§ WHAT YOU ARE ASKED TO DO
Pick out the lines in the listing below that contain the word "placeholder" and copy them.
——————————
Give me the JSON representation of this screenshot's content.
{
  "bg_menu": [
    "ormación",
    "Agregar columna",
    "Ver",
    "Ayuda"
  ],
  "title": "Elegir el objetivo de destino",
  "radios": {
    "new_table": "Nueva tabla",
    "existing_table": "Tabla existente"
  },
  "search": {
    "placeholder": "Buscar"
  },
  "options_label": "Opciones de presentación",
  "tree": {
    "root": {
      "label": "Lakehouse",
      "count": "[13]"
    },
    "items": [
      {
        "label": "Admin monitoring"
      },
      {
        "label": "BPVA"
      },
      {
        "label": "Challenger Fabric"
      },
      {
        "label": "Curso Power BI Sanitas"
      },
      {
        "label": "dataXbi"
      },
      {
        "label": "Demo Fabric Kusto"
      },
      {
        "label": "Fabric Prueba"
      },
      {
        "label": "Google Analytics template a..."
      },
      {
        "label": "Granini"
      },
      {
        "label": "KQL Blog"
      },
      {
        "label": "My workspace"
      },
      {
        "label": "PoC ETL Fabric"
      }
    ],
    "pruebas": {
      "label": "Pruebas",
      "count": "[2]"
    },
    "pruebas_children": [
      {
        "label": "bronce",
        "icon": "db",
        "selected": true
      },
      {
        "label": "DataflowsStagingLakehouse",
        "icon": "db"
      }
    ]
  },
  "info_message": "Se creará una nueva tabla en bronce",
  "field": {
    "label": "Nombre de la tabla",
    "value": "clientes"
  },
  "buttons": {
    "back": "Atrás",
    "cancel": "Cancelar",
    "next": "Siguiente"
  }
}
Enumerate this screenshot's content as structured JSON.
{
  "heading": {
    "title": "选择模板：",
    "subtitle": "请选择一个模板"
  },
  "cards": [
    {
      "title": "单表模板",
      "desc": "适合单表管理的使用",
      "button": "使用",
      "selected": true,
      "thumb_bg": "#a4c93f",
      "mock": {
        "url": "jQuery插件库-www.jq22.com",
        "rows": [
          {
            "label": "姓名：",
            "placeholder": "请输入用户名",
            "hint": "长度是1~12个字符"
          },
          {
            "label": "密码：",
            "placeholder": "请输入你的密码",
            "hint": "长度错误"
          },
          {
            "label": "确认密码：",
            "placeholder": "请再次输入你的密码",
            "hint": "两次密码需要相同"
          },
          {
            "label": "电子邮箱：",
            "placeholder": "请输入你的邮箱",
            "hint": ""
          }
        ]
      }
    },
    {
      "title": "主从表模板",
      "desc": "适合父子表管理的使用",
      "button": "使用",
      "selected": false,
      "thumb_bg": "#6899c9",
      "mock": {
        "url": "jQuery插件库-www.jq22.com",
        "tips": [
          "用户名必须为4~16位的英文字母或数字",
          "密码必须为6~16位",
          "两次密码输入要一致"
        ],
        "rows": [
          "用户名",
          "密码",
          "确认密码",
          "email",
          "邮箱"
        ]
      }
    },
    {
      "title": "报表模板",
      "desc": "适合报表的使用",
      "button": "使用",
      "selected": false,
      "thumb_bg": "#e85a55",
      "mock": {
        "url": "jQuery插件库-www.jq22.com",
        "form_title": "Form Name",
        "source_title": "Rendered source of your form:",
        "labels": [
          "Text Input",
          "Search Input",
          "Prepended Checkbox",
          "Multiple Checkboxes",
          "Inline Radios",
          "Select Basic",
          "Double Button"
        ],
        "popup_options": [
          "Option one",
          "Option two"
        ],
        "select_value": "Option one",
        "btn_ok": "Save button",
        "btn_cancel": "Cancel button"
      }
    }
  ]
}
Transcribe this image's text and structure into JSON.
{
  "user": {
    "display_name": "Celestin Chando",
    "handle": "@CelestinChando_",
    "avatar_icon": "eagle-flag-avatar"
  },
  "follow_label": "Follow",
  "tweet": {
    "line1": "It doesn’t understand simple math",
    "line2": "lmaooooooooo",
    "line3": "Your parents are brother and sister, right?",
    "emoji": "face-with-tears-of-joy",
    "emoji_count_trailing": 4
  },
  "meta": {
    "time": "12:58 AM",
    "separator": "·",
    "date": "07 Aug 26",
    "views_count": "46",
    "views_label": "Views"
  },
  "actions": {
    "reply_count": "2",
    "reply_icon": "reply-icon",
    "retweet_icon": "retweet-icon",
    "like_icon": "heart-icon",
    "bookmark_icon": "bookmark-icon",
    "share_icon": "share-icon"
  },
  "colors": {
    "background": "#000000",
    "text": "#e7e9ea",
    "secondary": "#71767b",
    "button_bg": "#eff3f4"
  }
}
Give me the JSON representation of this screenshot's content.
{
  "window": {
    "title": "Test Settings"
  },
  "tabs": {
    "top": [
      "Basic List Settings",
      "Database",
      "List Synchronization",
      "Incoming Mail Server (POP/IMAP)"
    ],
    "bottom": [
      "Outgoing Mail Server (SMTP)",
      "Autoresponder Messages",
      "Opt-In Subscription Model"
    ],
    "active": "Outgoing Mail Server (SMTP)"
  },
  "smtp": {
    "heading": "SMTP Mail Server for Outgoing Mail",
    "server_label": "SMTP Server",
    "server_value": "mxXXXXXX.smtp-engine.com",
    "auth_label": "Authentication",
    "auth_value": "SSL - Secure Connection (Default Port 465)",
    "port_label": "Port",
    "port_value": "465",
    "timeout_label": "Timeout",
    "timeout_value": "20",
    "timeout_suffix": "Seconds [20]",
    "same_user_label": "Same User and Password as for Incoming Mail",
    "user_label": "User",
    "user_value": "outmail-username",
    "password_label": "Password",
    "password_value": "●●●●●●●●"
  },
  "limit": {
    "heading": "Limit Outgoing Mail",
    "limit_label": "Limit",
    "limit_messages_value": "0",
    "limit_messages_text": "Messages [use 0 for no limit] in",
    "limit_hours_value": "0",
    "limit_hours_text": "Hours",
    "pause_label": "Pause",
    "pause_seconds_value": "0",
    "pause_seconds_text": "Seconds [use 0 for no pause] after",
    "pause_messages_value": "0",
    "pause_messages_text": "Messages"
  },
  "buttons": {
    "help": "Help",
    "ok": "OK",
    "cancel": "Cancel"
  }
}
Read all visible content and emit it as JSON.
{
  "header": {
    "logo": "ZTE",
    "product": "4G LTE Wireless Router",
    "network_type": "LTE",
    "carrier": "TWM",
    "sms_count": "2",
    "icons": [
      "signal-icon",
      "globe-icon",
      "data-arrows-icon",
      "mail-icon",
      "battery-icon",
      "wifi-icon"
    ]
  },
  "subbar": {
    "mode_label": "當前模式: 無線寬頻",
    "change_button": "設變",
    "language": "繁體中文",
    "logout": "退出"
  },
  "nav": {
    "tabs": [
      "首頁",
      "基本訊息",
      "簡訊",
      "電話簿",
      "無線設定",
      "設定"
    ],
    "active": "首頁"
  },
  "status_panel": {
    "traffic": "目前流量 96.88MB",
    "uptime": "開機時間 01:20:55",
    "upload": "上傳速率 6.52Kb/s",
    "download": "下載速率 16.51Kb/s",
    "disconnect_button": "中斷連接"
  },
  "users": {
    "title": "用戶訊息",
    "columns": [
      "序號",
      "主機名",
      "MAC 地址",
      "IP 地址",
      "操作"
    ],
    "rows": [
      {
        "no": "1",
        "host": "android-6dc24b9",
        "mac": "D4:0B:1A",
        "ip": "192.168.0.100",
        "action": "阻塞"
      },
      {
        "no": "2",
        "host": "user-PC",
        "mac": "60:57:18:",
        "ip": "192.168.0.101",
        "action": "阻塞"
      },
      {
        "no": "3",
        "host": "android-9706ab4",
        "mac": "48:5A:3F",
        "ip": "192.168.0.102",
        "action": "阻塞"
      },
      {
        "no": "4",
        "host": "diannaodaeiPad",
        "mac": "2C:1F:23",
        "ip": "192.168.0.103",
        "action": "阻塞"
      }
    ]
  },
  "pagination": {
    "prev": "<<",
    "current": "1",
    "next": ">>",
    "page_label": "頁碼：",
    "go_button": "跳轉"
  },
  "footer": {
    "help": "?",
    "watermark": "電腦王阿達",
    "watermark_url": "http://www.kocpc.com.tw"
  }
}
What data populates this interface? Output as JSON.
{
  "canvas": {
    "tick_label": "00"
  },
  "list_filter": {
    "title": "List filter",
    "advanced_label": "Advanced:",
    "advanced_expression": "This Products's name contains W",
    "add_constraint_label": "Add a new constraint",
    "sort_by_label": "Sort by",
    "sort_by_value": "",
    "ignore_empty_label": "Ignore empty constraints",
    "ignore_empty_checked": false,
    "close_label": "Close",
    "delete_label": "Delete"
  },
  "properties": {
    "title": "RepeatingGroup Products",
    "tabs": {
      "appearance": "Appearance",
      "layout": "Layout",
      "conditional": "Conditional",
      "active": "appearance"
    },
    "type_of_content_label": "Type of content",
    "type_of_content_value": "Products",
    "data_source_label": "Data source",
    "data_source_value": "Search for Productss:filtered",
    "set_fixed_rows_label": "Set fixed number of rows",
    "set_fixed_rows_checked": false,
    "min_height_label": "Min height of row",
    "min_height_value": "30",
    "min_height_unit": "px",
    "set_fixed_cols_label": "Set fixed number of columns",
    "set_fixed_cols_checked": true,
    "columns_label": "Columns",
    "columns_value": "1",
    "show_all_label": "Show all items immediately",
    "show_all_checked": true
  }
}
——————————
§ TASK RESPONSE
    "placeholder": "Buscar"
            "placeholder": "请输入用户名",
            "placeholder": "请输入你的密码",
            "placeholder": "请再次输入你的密码",
            "placeholder": "请输入你的邮箱",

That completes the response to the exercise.